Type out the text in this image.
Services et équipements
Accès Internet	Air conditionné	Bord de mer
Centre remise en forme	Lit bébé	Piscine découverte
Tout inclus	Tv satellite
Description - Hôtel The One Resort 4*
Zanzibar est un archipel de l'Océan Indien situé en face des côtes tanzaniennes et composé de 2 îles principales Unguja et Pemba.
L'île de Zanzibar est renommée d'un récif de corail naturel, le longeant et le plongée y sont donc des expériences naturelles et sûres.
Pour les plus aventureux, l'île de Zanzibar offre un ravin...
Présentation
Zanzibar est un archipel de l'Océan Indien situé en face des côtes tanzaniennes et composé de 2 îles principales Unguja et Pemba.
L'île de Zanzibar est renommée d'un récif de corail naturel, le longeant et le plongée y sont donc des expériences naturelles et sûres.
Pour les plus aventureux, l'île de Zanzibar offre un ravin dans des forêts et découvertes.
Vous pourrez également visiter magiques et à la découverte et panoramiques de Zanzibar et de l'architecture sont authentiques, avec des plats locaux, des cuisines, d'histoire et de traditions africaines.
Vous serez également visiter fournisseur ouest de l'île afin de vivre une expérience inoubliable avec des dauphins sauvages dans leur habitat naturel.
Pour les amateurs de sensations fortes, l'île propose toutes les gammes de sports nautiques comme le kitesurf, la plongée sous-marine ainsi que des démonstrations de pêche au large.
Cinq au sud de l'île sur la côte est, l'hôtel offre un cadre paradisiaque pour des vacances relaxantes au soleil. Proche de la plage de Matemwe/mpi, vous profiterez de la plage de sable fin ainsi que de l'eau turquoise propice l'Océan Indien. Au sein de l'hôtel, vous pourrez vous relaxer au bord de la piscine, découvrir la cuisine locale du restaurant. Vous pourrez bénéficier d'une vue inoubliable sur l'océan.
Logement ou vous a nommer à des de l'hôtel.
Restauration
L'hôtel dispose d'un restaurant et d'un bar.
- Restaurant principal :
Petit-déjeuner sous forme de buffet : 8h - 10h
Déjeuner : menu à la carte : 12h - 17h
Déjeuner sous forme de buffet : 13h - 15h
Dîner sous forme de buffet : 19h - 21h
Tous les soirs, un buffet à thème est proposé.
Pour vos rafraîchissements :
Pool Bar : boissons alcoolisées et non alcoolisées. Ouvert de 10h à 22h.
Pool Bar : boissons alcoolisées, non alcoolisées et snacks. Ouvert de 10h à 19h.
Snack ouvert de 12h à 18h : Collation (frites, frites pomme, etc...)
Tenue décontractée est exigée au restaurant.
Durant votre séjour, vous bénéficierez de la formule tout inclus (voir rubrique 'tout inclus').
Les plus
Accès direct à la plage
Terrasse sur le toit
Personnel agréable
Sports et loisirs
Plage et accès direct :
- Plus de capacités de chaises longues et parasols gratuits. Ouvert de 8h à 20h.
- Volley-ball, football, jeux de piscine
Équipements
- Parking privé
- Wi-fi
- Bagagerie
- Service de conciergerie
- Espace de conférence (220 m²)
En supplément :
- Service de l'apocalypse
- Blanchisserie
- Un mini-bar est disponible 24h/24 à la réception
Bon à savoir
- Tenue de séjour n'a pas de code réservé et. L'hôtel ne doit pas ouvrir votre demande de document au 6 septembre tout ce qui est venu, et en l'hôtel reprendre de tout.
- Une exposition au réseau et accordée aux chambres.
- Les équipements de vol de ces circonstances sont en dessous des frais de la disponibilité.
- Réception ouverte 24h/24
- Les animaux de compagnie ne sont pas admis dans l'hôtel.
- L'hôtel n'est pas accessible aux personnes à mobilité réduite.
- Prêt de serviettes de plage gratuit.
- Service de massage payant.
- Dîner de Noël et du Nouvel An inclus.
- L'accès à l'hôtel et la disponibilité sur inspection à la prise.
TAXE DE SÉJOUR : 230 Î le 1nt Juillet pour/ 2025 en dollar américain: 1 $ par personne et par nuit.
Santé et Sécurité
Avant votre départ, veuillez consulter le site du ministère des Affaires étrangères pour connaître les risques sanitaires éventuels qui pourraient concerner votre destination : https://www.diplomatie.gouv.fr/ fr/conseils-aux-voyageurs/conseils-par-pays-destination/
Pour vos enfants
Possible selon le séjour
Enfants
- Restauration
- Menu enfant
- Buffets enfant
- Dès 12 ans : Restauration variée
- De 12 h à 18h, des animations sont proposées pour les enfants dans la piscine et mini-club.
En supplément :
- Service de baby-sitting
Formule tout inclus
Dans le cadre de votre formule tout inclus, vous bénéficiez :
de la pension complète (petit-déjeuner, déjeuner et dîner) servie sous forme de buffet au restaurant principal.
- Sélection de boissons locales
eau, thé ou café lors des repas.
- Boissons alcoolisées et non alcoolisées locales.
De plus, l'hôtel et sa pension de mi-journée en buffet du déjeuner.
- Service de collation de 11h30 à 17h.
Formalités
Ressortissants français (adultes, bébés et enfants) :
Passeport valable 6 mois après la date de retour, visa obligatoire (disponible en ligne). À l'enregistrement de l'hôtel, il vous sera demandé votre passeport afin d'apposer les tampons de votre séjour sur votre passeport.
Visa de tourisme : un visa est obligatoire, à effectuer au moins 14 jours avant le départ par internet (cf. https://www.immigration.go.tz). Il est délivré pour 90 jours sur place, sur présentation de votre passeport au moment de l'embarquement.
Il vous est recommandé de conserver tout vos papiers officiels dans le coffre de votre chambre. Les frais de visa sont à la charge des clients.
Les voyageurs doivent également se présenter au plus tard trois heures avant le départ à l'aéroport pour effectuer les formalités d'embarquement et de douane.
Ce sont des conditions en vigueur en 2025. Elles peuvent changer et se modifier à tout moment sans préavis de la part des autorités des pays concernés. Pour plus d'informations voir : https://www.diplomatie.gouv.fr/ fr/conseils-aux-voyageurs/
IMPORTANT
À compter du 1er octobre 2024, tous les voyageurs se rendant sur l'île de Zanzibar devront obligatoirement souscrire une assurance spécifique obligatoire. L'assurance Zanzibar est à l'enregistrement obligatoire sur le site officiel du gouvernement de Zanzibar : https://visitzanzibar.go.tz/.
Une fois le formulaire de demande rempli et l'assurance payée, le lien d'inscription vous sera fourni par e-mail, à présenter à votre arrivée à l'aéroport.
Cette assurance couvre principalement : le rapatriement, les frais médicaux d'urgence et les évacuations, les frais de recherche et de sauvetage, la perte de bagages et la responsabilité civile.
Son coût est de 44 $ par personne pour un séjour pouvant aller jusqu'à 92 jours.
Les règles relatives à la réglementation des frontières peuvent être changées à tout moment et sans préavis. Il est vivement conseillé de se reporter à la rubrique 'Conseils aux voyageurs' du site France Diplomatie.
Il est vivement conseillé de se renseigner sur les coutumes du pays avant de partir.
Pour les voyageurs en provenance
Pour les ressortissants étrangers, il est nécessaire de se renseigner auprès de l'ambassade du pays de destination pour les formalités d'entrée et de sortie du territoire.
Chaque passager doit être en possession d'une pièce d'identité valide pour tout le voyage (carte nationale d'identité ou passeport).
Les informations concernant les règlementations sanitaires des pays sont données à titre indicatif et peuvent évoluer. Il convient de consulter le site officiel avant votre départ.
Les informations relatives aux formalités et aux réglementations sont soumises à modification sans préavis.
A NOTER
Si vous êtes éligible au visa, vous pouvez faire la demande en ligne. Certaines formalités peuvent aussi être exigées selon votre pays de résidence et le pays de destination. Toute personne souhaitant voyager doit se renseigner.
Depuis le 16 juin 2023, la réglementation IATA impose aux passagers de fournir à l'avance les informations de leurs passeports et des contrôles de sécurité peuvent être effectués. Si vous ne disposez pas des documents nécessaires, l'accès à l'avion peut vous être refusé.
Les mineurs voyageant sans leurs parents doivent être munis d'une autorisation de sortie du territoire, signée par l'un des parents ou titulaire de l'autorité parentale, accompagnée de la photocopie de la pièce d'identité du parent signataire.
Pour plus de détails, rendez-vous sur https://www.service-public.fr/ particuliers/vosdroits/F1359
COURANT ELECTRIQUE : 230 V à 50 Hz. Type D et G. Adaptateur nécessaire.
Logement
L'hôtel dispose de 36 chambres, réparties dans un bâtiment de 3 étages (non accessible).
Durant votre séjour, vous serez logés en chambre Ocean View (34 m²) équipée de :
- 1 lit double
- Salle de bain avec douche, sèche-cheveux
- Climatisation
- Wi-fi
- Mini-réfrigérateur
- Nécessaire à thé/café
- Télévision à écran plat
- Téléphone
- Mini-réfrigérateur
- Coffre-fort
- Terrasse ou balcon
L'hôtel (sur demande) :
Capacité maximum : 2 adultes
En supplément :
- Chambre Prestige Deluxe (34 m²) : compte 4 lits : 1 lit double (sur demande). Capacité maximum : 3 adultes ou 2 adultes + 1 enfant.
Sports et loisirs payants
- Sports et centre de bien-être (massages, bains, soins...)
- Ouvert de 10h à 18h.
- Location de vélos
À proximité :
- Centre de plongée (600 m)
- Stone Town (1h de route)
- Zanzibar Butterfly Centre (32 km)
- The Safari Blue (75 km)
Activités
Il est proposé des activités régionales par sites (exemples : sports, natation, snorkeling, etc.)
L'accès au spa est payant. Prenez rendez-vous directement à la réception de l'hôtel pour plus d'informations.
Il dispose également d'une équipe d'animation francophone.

----------

> **The exercise**
State how many lines above contain the string "chambres", with no other words.

> **Correct response**
2